**Request:**
Copy every line of the entries below without changing anything.
** start of Record set **
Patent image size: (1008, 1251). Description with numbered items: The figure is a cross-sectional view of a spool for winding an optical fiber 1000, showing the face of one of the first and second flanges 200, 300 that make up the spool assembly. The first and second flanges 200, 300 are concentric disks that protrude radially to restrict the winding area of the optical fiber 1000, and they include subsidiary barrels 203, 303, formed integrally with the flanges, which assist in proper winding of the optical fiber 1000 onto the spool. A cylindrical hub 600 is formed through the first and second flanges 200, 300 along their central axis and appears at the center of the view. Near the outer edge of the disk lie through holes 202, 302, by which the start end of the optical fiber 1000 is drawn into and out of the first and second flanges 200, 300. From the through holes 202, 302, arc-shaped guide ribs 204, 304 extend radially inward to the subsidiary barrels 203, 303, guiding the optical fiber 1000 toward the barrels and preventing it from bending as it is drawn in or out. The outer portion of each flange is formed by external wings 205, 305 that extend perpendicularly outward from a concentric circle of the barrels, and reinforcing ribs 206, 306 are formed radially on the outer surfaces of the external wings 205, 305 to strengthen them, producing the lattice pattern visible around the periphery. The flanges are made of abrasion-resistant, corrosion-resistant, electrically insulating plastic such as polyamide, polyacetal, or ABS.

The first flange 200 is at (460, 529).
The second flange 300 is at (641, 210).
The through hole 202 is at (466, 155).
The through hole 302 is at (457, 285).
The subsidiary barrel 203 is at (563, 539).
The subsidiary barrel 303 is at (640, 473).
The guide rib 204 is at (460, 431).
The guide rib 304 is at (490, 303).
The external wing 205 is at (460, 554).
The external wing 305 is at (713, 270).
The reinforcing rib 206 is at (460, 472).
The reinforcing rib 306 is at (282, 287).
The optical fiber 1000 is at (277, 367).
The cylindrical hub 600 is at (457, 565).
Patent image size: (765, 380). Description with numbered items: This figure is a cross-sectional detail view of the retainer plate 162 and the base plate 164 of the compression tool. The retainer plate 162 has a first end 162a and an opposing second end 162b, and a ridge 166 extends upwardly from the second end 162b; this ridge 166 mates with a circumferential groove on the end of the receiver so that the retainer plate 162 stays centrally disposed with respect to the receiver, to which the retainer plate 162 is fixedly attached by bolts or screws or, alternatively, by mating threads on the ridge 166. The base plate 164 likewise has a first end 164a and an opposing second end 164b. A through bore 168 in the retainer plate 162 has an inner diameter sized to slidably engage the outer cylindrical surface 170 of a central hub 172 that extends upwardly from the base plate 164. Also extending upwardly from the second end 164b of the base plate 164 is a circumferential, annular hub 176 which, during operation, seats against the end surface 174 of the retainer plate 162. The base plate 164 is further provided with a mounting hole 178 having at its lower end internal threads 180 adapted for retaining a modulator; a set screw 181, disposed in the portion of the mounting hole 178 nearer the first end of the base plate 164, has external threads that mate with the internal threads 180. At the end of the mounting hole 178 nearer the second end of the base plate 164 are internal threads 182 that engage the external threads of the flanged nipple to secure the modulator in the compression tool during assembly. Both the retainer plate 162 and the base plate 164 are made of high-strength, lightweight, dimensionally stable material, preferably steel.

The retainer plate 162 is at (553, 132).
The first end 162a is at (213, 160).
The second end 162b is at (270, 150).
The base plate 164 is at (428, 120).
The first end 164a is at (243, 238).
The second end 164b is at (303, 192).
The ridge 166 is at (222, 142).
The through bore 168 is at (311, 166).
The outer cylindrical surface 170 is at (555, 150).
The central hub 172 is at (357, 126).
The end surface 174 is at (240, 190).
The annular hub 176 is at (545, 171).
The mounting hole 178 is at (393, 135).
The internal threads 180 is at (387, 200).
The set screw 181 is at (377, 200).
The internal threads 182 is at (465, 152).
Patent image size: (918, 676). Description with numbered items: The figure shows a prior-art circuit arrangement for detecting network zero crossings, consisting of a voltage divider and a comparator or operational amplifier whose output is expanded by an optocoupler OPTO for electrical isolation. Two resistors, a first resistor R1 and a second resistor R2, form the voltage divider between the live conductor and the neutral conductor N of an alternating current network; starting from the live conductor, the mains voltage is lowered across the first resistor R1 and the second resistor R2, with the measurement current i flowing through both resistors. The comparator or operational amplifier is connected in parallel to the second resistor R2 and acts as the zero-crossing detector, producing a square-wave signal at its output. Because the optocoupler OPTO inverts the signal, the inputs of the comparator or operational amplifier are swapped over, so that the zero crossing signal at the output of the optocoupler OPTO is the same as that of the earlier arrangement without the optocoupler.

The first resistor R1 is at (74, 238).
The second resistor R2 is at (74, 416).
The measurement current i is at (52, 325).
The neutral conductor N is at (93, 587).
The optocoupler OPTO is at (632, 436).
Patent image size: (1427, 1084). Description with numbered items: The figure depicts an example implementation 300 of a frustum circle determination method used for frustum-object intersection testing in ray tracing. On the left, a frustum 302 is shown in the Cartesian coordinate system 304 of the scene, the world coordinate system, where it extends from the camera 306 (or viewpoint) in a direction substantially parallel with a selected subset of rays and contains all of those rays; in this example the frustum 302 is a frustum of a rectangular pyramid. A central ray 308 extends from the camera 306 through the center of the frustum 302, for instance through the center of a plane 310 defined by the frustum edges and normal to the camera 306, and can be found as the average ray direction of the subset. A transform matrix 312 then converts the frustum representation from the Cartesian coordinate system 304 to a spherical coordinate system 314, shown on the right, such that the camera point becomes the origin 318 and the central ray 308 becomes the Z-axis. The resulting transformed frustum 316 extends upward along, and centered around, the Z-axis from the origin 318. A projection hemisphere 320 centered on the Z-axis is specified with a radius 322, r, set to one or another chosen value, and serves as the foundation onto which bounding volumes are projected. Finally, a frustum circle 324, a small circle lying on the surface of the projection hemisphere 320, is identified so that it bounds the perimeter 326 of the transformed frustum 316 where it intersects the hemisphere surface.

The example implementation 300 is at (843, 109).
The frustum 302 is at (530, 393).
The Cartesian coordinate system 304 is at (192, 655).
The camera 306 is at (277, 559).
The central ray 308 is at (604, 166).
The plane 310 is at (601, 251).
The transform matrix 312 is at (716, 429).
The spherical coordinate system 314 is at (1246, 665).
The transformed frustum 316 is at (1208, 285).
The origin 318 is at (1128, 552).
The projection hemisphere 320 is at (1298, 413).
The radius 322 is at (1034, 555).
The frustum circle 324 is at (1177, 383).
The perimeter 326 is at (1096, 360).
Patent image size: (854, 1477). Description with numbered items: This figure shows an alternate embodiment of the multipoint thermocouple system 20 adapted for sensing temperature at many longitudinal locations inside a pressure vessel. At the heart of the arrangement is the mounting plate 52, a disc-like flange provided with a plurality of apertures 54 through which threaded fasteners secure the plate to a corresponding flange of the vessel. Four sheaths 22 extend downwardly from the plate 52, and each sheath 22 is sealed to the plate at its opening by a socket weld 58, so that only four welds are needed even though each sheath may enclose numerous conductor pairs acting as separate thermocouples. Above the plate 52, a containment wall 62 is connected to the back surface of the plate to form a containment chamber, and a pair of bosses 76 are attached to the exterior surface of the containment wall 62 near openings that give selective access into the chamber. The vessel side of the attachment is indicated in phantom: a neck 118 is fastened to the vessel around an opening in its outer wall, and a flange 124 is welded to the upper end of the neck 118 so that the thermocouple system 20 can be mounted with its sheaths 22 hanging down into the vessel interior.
** end of Record set **
**Task output:**
Patent image size: (1008, 1251). Description with numbered items: The figure is a cross-sectional view of a spool for winding an optical fiber 1000, showing the face of one of the first and second flanges 200, 300 that make up the spool assembly. The first and second flanges 200, 300 are concentric disks that protrude radially to restrict the winding area of the optical fiber 1000, and they include subsidiary barrels 203, 303, formed integrally with the flanges, which assist in proper winding of the optical fiber 1000 onto the spool. A cylindrical hub 600 is formed through the first and second flanges 200, 300 along their central axis and appears at the center of the view. Near the outer edge of the disk lie through holes 202, 302, by which the start end of the optical fiber 1000 is drawn into and out of the first and second flanges 200, 300. From the through holes 202, 302, arc-shaped guide ribs 204, 304 extend radially inward to the subsidiary barrels 203, 303, guiding the optical fiber 1000 toward the barrels and preventing it from bending as it is drawn in or out. The outer portion of each flange is formed by external wings 205, 305 that extend perpendicularly outward from a concentric circle of the barrels, and reinforcing ribs 206, 306 are formed radially on the outer surfaces of the external wings 205, 305 to strengthen them, producing the lattice pattern visible around the periphery. The flanges are made of abrasion-resistant, corrosion-resistant, electrically insulating plastic such as polyamide, polyacetal, or ABS.

The first flange 200 is at (460, 529).
The second flange 300 is at (641, 210).
The through hole 202 is at (466, 155).
The through hole 302 is at (457, 285).
The subsidiary barrel 203 is at (563, 539).
The subsidiary barrel 303 is at (640, 473).
The guide rib 204 is at (460, 431).
The guide rib 304 is at (490, 303).
The external wing 205 is at (460, 554).
The external wing 305 is at (713, 270).
The reinforcing rib 206 is at (460, 472).
The reinforcing rib 306 is at (282, 287).
The optical fiber 1000 is at (277, 367).
The cylindrical hub 600 is at (457, 565).
Patent image size: (765, 380). Description with numbered items: This figure is a cross-sectional detail view of the retainer plate 162 and the base plate 164 of the compression tool. The retainer plate 162 has a first end 162a and an opposing second end 162b, and a ridge 166 extends upwardly from the second end 162b; this ridge 166 mates with a circumferential groove on the end of the receiver so that the retainer plate 162 stays centrally disposed with respect to the receiver, to which the retainer plate 162 is fixedly attached by bolts or screws or, alternatively, by mating threads on the ridge 166. The base plate 164 likewise has a first end 164a and an opposing second end 164b. A through bore 168 in the retainer plate 162 has an inner diameter sized to slidably engage the outer cylindrical surface 170 of a central hub 172 that extends upwardly from the base plate 164. Also extending upwardly from the second end 164b of the base plate 164 is a circumferential, annular hub 176 which, during operation, seats against the end surface 174 of the retainer plate 162. The base plate 164 is further provided with a mounting hole 178 having at its lower end internal threads 180 adapted for retaining a modulator; a set screw 181, disposed in the portion of the mounting hole 178 nearer the first end of the base plate 164, has external threads that mate with the internal threads 180. At the end of the mounting hole 178 nearer the second end of the base plate 164 are internal threads 182 that engage the external threads of the flanged nipple to secure the modulator in the compression tool during assembly. Both the retainer plate 162 and the base plate 164 are made of high-strength, lightweight, dimensionally stable material, preferably steel.

The retainer plate 162 is at (553, 132).
The first end 162a is at (213, 160).
The second end 162b is at (270, 150).
The base plate 164 is at (428, 120).
The first end 164a is at (243, 238).
The second end 164b is at (303, 192).
The ridge 166 is at (222, 142).
The through bore 168 is at (311, 166).
The outer cylindrical surface 170 is at (555, 150).
The central hub 172 is at (357, 126).
The end surface 174 is at (240, 190).
The annular hub 176 is at (545, 171).
The mounting hole 178 is at (393, 135).
The internal threads 180 is at (387, 200).
The set screw 181 is at (377, 200).
The internal threads 182 is at (465, 152).
Patent image size: (918, 676). Description with numbered items: The figure shows a prior-art circuit arrangement for detecting network zero crossings, consisting of a voltage divider and a comparator or operational amplifier whose output is expanded by an optocoupler OPTO for electrical isolation. Two resistors, a first resistor R1 and a second resistor R2, form the voltage divider between the live conductor and the neutral conductor N of an alternating current network; starting from the live conductor, the mains voltage is lowered across the first resistor R1 and the second resistor R2, with the measurement current i flowing through both resistors. The comparator or operational amplifier is connected in parallel to the second resistor R2 and acts as the zero-crossing detector, producing a square-wave signal at its output. Because the optocoupler OPTO inverts the signal, the inputs of the comparator or operational amplifier are swapped over, so that the zero crossing signal at the output of the optocoupler OPTO is the same as that of the earlier arrangement without the optocoupler.

The first resistor R1 is at (74, 238).
The second resistor R2 is at (74, 416).
The measurement current i is at (52, 325).
The neutral conductor N is at (93, 587).
The optocoupler OPTO is at (632, 436).
Patent image size: (1427, 1084). Description with numbered items: The figure depicts an example implementation 300 of a frustum circle determination method used for frustum-object intersection testing in ray tracing. On the left, a frustum 302 is shown in the Cartesian coordinate system 304 of the scene, the world coordinate system, where it extends from the camera 306 (or viewpoint) in a direction substantially parallel with a selected subset of rays and contains all of those rays; in this example the frustum 302 is a frustum of a rectangular pyramid. A central ray 308 extends from the camera 306 through the center of the frustum 302, for instance through the center of a plane 310 defined by the frustum edges and normal to the camera 306, and can be found as the average ray direction of the subset. A transform matrix 312 then converts the frustum representation from the Cartesian coordinate system 304 to a spherical coordinate system 314, shown on the right, such that the camera point becomes the origin 318 and the central ray 308 becomes the Z-axis. The resulting transformed frustum 316 extends upward along, and centered around, the Z-axis from the origin 318. A projection hemisphere 320 centered on the Z-axis is specified with a radius 322, r, set to one or another chosen value, and serves as the foundation onto which bounding volumes are projected. Finally, a frustum circle 324, a small circle lying on the surface of the projection hemisphere 320, is identified so that it bounds the perimeter 326 of the transformed frustum 316 where it intersects the hemisphere surface.

The example implementation 300 is at (843, 109).
The frustum 302 is at (530, 393).
The Cartesian coordinate system 304 is at (192, 655).
The camera 306 is at (277, 559).
The central ray 308 is at (604, 166).
The plane 310 is at (601, 251).
The transform matrix 312 is at (716, 429).
The spherical coordinate system 314 is at (1246, 665).
The transformed frustum 316 is at (1208, 285).
The origin 318 is at (1128, 552).
The projection hemisphere 320 is at (1298, 413).
The radius 322 is at (1034, 555).
The frustum circle 324 is at (1177, 383).
The perimeter 326 is at (1096, 360).
Patent image size: (854, 1477). Description with numbered items: This figure shows an alternate embodiment of the multipoint thermocouple system 20 adapted for sensing temperature at many longitudinal locations inside a pressure vessel. At the heart of the arrangement is the mounting plate 52, a disc-like flange provided with a plurality of apertures 54 through which threaded fasteners secure the plate to a corresponding flange of the vessel. Four sheaths 22 extend downwardly from the plate 52, and each sheath 22 is sealed to the plate at its opening by a socket weld 58, so that only four welds are needed even though each sheath may enclose numerous conductor pairs acting as separate thermocouples. Above the plate 52, a containment wall 62 is connected to the back surface of the plate to form a containment chamber, and a pair of bosses 76 are attached to the exterior surface of the containment wall 62 near openings that give selective access into the chamber. The vessel side of the attachment is indicated in phantom: a neck 118 is fastened to the vessel around an opening in its outer wall, and a flange 124 is welded to the upper end of the neck 118 so that the thermocouple system 20 can be mounted with its sheaths 22 hanging down into the vessel interior.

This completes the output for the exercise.